• _Problem statement_
For each line below that contains the string "model", copy that line.

Data entries:
--- Begin ---
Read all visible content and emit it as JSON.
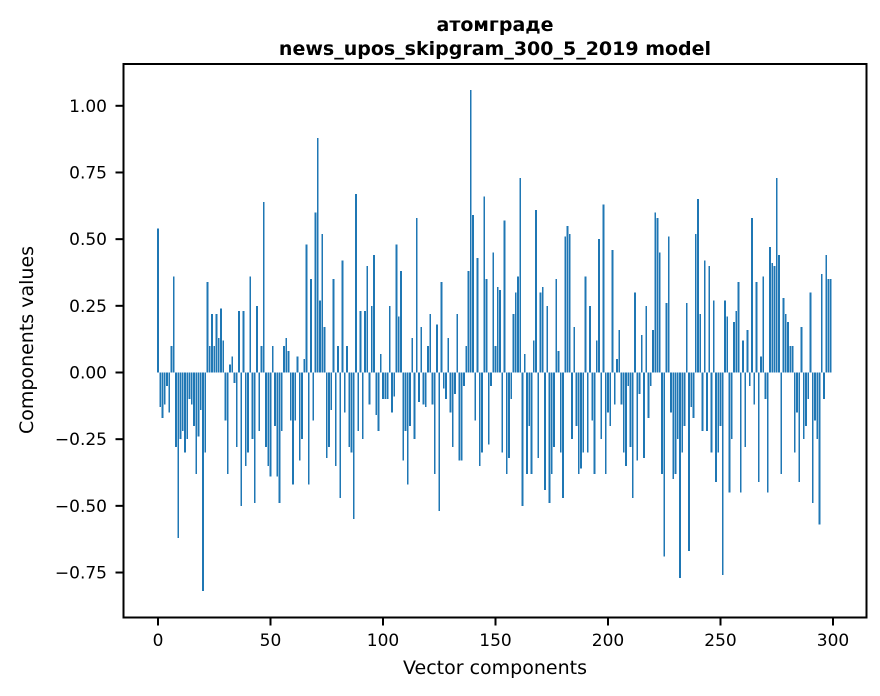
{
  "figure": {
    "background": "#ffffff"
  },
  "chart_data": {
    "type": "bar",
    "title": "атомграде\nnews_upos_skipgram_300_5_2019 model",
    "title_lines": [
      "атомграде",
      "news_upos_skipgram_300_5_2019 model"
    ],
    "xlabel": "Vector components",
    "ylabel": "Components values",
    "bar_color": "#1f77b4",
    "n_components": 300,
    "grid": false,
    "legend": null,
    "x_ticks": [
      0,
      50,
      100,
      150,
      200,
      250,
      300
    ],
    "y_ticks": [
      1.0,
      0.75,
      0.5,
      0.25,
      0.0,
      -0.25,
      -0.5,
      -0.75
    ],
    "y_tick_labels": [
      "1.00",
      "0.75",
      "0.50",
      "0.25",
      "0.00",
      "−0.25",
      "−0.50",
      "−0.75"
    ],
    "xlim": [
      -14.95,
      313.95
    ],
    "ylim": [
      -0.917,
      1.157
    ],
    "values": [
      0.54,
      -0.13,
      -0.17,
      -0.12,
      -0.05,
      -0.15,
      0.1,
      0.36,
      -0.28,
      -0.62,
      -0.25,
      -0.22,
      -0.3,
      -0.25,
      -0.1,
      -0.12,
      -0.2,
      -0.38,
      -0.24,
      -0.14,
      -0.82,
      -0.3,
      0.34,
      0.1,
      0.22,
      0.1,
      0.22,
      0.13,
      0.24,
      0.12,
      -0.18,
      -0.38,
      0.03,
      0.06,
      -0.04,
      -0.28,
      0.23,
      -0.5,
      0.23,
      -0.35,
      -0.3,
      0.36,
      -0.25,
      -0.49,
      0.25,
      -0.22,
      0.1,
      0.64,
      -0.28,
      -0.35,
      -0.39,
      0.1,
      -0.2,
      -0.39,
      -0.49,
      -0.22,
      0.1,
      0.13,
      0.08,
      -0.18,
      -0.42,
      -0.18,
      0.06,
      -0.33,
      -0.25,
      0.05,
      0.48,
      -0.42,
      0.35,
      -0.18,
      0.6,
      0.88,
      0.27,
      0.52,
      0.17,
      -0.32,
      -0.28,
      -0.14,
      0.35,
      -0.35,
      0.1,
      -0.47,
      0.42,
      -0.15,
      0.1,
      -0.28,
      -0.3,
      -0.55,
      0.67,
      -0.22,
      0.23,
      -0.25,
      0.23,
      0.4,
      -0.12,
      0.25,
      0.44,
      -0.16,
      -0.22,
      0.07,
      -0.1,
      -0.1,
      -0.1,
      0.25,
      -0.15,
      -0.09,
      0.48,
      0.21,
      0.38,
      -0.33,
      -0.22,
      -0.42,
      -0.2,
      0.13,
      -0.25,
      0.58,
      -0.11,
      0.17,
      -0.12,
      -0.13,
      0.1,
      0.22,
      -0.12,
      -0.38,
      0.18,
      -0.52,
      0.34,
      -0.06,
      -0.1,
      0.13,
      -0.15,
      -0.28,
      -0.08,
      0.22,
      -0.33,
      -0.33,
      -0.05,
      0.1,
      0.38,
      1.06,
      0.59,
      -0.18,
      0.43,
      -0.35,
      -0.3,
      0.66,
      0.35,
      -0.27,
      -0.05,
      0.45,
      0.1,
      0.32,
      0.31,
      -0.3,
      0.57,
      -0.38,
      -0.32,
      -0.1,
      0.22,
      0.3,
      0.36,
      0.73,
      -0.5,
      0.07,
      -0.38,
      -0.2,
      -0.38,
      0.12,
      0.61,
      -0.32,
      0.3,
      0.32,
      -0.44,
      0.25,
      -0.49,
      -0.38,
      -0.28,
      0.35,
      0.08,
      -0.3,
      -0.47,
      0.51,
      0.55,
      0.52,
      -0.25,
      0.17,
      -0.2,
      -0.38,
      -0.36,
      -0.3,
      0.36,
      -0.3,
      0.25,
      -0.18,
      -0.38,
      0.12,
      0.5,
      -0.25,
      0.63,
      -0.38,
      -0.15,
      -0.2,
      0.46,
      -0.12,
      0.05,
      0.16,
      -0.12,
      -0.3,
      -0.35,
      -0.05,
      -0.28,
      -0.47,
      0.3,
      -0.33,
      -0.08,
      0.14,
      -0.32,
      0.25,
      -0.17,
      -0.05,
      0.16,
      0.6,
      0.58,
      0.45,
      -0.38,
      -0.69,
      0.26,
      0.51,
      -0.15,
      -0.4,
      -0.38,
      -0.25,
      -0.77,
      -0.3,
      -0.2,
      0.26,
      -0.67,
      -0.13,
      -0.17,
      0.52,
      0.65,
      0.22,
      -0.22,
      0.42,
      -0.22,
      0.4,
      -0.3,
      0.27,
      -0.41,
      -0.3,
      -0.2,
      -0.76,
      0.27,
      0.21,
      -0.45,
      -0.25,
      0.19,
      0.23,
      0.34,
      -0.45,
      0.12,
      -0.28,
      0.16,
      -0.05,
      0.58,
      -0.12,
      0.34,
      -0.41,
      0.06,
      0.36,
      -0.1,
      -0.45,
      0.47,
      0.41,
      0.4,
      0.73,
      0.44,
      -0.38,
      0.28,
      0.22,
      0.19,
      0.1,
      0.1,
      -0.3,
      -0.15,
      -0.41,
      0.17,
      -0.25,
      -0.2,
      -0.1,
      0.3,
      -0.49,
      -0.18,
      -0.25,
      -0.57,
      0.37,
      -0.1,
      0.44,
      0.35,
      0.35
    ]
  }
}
--- End ---
• _Response to this exercise_
    "title": "атомграде\nnews_upos_skipgram_300_5_2019 model",
      "news_upos_skipgram_300_5_2019 model"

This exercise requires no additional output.